» What is asked
Repeat the entire listing exactly as written.

*****

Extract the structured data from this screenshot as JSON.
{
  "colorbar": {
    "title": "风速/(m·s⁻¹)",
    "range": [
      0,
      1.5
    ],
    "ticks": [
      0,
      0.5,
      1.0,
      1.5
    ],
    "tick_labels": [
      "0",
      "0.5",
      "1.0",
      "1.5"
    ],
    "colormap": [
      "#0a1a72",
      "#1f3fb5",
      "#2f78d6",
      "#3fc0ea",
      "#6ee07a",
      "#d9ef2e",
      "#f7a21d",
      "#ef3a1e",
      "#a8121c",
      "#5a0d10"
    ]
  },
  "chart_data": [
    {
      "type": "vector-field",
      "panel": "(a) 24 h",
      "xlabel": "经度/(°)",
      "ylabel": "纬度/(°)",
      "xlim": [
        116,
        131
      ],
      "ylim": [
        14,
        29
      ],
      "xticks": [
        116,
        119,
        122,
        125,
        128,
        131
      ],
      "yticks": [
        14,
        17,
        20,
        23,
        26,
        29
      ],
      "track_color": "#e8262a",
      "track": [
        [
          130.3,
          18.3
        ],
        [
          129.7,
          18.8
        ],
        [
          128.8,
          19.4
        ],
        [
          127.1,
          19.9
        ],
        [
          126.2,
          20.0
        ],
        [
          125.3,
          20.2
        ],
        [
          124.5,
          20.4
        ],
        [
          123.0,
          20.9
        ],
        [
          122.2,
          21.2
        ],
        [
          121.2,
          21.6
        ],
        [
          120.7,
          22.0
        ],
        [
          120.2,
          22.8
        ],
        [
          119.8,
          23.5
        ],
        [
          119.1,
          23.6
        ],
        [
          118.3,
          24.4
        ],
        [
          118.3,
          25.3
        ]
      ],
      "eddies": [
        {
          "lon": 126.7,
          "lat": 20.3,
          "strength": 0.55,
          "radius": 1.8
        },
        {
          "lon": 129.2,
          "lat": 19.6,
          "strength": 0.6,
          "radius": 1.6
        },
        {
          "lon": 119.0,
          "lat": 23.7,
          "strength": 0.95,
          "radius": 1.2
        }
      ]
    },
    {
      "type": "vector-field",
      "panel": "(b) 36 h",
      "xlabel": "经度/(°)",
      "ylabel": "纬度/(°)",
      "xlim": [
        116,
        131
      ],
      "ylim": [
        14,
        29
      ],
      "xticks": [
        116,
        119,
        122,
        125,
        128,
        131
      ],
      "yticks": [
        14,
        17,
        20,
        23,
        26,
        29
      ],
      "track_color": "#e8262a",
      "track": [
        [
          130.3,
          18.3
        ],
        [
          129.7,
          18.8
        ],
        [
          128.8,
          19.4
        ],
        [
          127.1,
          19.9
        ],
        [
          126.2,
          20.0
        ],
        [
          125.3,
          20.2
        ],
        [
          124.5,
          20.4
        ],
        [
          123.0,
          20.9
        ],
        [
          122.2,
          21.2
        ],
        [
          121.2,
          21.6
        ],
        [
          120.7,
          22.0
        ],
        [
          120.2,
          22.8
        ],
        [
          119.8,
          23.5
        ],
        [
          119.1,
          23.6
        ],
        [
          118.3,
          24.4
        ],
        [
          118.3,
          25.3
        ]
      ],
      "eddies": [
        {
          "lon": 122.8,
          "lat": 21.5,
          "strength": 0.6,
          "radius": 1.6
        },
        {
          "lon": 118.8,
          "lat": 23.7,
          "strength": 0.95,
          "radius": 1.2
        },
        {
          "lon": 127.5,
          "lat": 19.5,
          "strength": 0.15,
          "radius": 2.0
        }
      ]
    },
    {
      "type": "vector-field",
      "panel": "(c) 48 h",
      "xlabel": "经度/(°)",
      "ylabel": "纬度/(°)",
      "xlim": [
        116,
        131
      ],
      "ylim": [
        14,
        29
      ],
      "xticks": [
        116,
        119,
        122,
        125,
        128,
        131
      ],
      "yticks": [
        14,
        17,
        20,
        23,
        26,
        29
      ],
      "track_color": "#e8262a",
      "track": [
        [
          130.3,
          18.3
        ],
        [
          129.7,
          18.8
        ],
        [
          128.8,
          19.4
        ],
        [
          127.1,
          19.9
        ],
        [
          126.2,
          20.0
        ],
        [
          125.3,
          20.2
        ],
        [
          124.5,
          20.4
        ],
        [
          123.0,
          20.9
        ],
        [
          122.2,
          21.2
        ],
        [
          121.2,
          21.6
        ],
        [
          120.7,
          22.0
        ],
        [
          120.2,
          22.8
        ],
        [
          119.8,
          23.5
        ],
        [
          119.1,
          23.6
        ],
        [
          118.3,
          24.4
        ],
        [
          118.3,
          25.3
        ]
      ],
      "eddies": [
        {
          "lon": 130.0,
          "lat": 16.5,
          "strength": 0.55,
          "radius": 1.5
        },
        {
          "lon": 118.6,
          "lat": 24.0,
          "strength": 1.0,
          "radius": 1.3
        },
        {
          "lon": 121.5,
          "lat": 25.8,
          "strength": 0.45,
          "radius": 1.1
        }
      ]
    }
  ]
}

*****

» Response for this exercise
Extract the structured data from this screenshot as JSON.
{
  "colorbar": {
    "title": "风速/(m·s⁻¹)",
    "range": [
      0,
      1.5
    ],
    "ticks": [
      0,
      0.5,
      1.0,
      1.5
    ],
    "tick_labels": [
      "0",
      "0.5",
      "1.0",
      "1.5"
    ],
    "colormap": [
      "#0a1a72",
      "#1f3fb5",
      "#2f78d6",
      "#3fc0ea",
      "#6ee07a",
      "#d9ef2e",
      "#f7a21d",
      "#ef3a1e",
      "#a8121c",
      "#5a0d10"
    ]
  },
  "chart_data": [
    {
      "type": "vector-field",
      "panel": "(a) 24 h",
      "xlabel": "经度/(°)",
      "ylabel": "纬度/(°)",
      "xlim": [
        116,
        131
      ],
      "ylim": [
        14,
        29
      ],
      "xticks": [
        116,
        119,
        122,
        125,
        128,
        131
      ],
      "yticks": [
        14,
        17,
        20,
        23,
        26,
        29
      ],
      "track_color": "#e8262a",
      "track": [
        [
          130.3,
          18.3
        ],
        [
          129.7,
          18.8
        ],
        [
          128.8,
          19.4
        ],
        [
          127.1,
          19.9
        ],
        [
          126.2,
          20.0
        ],
        [
          125.3,
          20.2
        ],
        [
          124.5,
          20.4
        ],
        [
          123.0,
          20.9
        ],
        [
          122.2,
          21.2
        ],
        [
          121.2,
          21.6
        ],
        [
          120.7,
          22.0
        ],
        [
          120.2,
          22.8
        ],
        [
          119.8,
          23.5
        ],
        [
          119.1,
          23.6
        ],
        [
          118.3,
          24.4
        ],
        [
          118.3,
          25.3
        ]
      ],
      "eddies": [
        {
          "lon": 126.7,
          "lat": 20.3,
          "strength": 0.55,
          "radius": 1.8
        },
        {
          "lon": 129.2,
          "lat": 19.6,
          "strength": 0.6,
          "radius": 1.6
        },
        {
          "lon": 119.0,
          "lat": 23.7,
          "strength": 0.95,
          "radius": 1.2
        }
      ]
    },
    {
      "type": "vector-field",
      "panel": "(b) 36 h",
      "xlabel": "经度/(°)",
      "ylabel": "纬度/(°)",
      "xlim": [
        116,
        131
      ],
      "ylim": [
        14,
        29
      ],
      "xticks": [
        116,
        119,
        122,
        125,
        128,
        131
      ],
      "yticks": [
        14,
        17,
        20,
        23,
        26,
        29
      ],
      "track_color": "#e8262a",
      "track": [
        [
          130.3,
          18.3
        ],
        [
          129.7,
          18.8
        ],
        [
          128.8,
          19.4
        ],
        [
          127.1,
          19.9
        ],
        [
          126.2,
          20.0
        ],
        [
          125.3,
          20.2
        ],
        [
          124.5,
          20.4
        ],
        [
          123.0,
          20.9
        ],
        [
          122.2,
          21.2
        ],
        [
          121.2,
          21.6
        ],
        [
          120.7,
          22.0
        ],
        [
          120.2,
          22.8
        ],
        [
          119.8,
          23.5
        ],
        [
          119.1,
          23.6
        ],
        [
          118.3,
          24.4
        ],
        [
          118.3,
          25.3
        ]
      ],
      "eddies": [
        {
          "lon": 122.8,
          "lat": 21.5,
          "strength": 0.6,
          "radius": 1.6
        },
        {
          "lon": 118.8,
          "lat": 23.7,
          "strength": 0.95,
          "radius": 1.2
        },
        {
          "lon": 127.5,
          "lat": 19.5,
          "strength": 0.15,
          "radius": 2.0
        }
      ]
    },
    {
      "type": "vector-field",
      "panel": "(c) 48 h",
      "xlabel": "经度/(°)",
      "ylabel": "纬度/(°)",
      "xlim": [
        116,
        131
      ],
      "ylim": [
        14,
        29
      ],
      "xticks": [
        116,
        119,
        122,
        125,
        128,
        131
      ],
      "yticks": [
        14,
        17,
        20,
        23,
        26,
        29
      ],
      "track_color": "#e8262a",
      "track": [
        [
          130.3,
          18.3
        ],
        [
          129.7,
          18.8
        ],
        [
          128.8,
          19.4
        ],
        [
          127.1,
          19.9
        ],
        [
          126.2,
          20.0
        ],
        [
          125.3,
          20.2
        ],
        [
          124.5,
          20.4
        ],
        [
          123.0,
          20.9
        ],
        [
          122.2,
          21.2
        ],
        [
          121.2,
          21.6
        ],
        [
          120.7,
          22.0
        ],
        [
          120.2,
          22.8
        ],
        [
          119.8,
          23.5
        ],
        [
          119.1,
          23.6
        ],
        [
          118.3,
          24.4
        ],
        [
          118.3,
          25.3
        ]
      ],
      "eddies": [
        {
          "lon": 130.0,
          "lat": 16.5,
          "strength": 0.55,
          "radius": 1.5
        },
        {
          "lon": 118.6,
          "lat": 24.0,
          "strength": 1.0,
          "radius": 1.3
        },
        {
          "lon": 121.5,
          "lat": 25.8,
          "strength": 0.45,
          "radius": 1.1
        }
      ]
    }
  ]
}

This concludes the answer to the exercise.